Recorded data
--------------------------------------------------

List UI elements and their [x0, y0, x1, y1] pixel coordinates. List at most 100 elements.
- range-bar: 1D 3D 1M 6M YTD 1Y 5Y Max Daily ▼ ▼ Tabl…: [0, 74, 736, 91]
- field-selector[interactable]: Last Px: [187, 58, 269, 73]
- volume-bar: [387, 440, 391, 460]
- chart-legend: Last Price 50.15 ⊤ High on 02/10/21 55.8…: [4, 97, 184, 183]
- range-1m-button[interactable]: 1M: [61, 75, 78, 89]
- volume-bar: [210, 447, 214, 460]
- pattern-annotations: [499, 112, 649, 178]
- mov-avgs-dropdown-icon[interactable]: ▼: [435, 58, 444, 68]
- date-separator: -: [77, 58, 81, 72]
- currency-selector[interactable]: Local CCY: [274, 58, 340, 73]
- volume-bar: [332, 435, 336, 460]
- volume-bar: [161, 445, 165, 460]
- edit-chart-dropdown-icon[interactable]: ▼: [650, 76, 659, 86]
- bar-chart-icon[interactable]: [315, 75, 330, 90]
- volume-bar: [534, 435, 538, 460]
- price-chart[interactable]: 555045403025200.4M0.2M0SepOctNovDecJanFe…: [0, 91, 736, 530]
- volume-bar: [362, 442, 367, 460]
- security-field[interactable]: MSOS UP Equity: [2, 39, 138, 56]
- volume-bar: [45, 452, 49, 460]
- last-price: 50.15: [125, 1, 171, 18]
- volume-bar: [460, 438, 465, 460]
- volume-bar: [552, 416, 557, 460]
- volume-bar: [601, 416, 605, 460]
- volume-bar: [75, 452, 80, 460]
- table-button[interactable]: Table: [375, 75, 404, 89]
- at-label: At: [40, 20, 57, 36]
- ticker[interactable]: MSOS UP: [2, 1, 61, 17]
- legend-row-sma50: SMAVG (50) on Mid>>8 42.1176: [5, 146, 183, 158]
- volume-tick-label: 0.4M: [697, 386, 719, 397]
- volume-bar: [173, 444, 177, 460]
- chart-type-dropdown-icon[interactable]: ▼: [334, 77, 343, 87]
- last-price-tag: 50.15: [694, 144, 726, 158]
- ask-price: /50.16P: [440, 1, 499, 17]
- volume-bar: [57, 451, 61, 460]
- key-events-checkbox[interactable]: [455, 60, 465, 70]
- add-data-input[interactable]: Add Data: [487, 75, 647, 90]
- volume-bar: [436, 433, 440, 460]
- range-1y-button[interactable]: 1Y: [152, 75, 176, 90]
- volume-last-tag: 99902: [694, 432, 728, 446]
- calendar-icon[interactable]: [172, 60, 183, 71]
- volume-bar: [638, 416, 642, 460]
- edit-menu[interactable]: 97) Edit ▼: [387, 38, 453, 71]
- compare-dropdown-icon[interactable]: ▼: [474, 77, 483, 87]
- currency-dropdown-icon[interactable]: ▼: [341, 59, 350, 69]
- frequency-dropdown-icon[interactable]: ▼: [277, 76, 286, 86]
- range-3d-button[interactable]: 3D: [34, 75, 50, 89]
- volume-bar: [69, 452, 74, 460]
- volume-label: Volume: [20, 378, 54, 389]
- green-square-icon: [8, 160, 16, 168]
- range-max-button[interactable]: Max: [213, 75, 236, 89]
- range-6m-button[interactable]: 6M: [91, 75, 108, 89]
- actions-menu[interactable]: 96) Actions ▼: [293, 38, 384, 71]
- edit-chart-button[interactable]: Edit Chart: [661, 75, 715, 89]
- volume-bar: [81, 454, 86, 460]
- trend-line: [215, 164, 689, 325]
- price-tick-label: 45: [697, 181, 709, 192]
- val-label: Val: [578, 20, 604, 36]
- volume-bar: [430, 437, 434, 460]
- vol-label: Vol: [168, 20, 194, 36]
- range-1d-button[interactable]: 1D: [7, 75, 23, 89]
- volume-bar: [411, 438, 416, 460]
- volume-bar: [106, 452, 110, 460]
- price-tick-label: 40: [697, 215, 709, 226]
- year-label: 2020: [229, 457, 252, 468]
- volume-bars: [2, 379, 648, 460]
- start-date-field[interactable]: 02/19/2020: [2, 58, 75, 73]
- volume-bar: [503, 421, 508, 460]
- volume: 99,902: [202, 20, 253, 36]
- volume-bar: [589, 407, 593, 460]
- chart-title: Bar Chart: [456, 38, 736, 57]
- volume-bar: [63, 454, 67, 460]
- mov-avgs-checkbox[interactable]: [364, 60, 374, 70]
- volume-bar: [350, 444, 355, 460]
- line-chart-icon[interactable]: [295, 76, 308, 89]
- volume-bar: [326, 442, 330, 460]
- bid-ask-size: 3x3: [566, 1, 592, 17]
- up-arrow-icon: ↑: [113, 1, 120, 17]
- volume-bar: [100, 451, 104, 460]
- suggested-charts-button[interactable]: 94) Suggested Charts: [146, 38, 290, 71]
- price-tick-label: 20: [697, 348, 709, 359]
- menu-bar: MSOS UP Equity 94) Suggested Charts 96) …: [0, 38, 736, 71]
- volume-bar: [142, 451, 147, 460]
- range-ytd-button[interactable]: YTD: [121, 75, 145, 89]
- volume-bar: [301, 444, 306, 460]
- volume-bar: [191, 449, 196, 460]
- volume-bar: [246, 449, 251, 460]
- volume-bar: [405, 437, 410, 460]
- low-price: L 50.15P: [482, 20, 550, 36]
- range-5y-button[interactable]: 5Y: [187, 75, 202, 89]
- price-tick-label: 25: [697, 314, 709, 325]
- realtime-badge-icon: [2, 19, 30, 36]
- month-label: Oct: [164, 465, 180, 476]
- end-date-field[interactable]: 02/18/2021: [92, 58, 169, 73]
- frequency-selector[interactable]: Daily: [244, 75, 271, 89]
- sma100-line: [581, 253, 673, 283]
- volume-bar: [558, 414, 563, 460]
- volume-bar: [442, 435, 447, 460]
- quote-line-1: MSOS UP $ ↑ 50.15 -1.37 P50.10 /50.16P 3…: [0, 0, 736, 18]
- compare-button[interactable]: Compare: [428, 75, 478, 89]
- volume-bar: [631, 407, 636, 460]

--------------------------------------------------

Goal
Set down all the lines above once more, word for word and in the same order.

Final result
List UI elements and their [x0, y0, x1, y1] pixel coordinates. List at most 100 elements.
- range-bar: 1D 3D 1M 6M YTD 1Y 5Y Max Daily ▼ ▼ Tabl…: [0, 74, 736, 91]
- field-selector[interactable]: Last Px: [187, 58, 269, 73]
- volume-bar: [387, 440, 391, 460]
- chart-legend: Last Price 50.15 ⊤ High on 02/10/21 55.8…: [4, 97, 184, 183]
- range-1m-button[interactable]: 1M: [61, 75, 78, 89]
- volume-bar: [210, 447, 214, 460]
- pattern-annotations: [499, 112, 649, 178]
- mov-avgs-dropdown-icon[interactable]: ▼: [435, 58, 444, 68]
- date-separator: -: [77, 58, 81, 72]
- currency-selector[interactable]: Local CCY: [274, 58, 340, 73]
- volume-bar: [332, 435, 336, 460]
- volume-bar: [161, 445, 165, 460]
- edit-chart-dropdown-icon[interactable]: ▼: [650, 76, 659, 86]
- bar-chart-icon[interactable]: [315, 75, 330, 90]
- volume-bar: [534, 435, 538, 460]
- price-chart[interactable]: 555045403025200.4M0.2M0SepOctNovDecJanFe…: [0, 91, 736, 530]
- volume-bar: [362, 442, 367, 460]
- security-field[interactable]: MSOS UP Equity: [2, 39, 138, 56]
- volume-bar: [45, 452, 49, 460]
- last-price: 50.15: [125, 1, 171, 18]
- volume-bar: [460, 438, 465, 460]
- volume-bar: [552, 416, 557, 460]
- volume-bar: [601, 416, 605, 460]
- volume-bar: [75, 452, 80, 460]
- table-button[interactable]: Table: [375, 75, 404, 89]
- at-label: At: [40, 20, 57, 36]
- ticker[interactable]: MSOS UP: [2, 1, 61, 17]
- legend-row-sma50: SMAVG (50) on Mid>>8 42.1176: [5, 146, 183, 158]
- volume-tick-label: 0.4M: [697, 386, 719, 397]
- volume-bar: [173, 444, 177, 460]
- chart-type-dropdown-icon[interactable]: ▼: [334, 77, 343, 87]
- last-price-tag: 50.15: [694, 144, 726, 158]
- ask-price: /50.16P: [440, 1, 499, 17]
- volume-bar: [57, 451, 61, 460]
- key-events-checkbox[interactable]: [455, 60, 465, 70]
- add-data-input[interactable]: Add Data: [487, 75, 647, 90]
- volume-bar: [436, 433, 440, 460]
- range-1y-button[interactable]: 1Y: [152, 75, 176, 90]
- volume-last-tag: 99902: [694, 432, 728, 446]
- calendar-icon[interactable]: [172, 60, 183, 71]
- volume-bar: [638, 416, 642, 460]
- edit-menu[interactable]: 97) Edit ▼: [387, 38, 453, 71]
- compare-dropdown-icon[interactable]: ▼: [474, 77, 483, 87]
- currency-dropdown-icon[interactable]: ▼: [341, 59, 350, 69]
- frequency-dropdown-icon[interactable]: ▼: [277, 76, 286, 86]
- range-3d-button[interactable]: 3D: [34, 75, 50, 89]
- volume-bar: [69, 452, 74, 460]
- volume-label: Volume: [20, 378, 54, 389]
- green-square-icon: [8, 160, 16, 168]
- range-max-button[interactable]: Max: [213, 75, 236, 89]
- range-6m-button[interactable]: 6M: [91, 75, 108, 89]
- actions-menu[interactable]: 96) Actions ▼: [293, 38, 384, 71]
- edit-chart-button[interactable]: Edit Chart: [661, 75, 715, 89]
- volume-bar: [81, 454, 86, 460]
- trend-line: [215, 164, 689, 325]
- price-tick-label: 45: [697, 181, 709, 192]
- val-label: Val: [578, 20, 604, 36]
- volume-bar: [430, 437, 434, 460]
- vol-label: Vol: [168, 20, 194, 36]
- range-1d-button[interactable]: 1D: [7, 75, 23, 89]
- volume-bar: [411, 438, 416, 460]
- volume-bar: [106, 452, 110, 460]
- price-tick-label: 40: [697, 215, 709, 226]
- year-label: 2020: [229, 457, 252, 468]
- volume-bars: [2, 379, 648, 460]
- start-date-field[interactable]: 02/19/2020: [2, 58, 75, 73]
- volume-bar: [503, 421, 508, 460]
- volume: 99,902: [202, 20, 253, 36]
- volume-bar: [589, 407, 593, 460]
- chart-title: Bar Chart: [456, 38, 736, 57]
- volume-bar: [63, 454, 67, 460]
- mov-avgs-checkbox[interactable]: [364, 60, 374, 70]
- volume-bar: [350, 444, 355, 460]
- line-chart-icon[interactable]: [295, 76, 308, 89]
- volume-bar: [326, 442, 330, 460]
- bid-ask-size: 3x3: [566, 1, 592, 17]
- up-arrow-icon: ↑: [113, 1, 120, 17]
- volume-bar: [100, 451, 104, 460]
- suggested-charts-button[interactable]: 94) Suggested Charts: [146, 38, 290, 71]
- price-tick-label: 20: [697, 348, 709, 359]
- menu-bar: MSOS UP Equity 94) Suggested Charts 96) …: [0, 38, 736, 71]
- volume-bar: [142, 451, 147, 460]
- range-ytd-button[interactable]: YTD: [121, 75, 145, 89]
- volume-bar: [301, 444, 306, 460]
- volume-bar: [191, 449, 196, 460]
- volume-bar: [246, 449, 251, 460]
- volume-bar: [405, 437, 410, 460]
- low-price: L 50.15P: [482, 20, 550, 36]
- range-5y-button[interactable]: 5Y: [187, 75, 202, 89]
- price-tick-label: 25: [697, 314, 709, 325]
- realtime-badge-icon: [2, 19, 30, 36]
- month-label: Oct: [164, 465, 180, 476]
- end-date-field[interactable]: 02/18/2021: [92, 58, 169, 73]
- frequency-selector[interactable]: Daily: [244, 75, 271, 89]
- sma100-line: [581, 253, 673, 283]
- volume-bar: [558, 414, 563, 460]
- volume-bar: [442, 435, 447, 460]
- quote-line-1: MSOS UP $ ↑ 50.15 -1.37 P50.10 /50.16P 3…: [0, 0, 736, 18]
- compare-button[interactable]: Compare: [428, 75, 478, 89]
- volume-bar: [631, 407, 636, 460]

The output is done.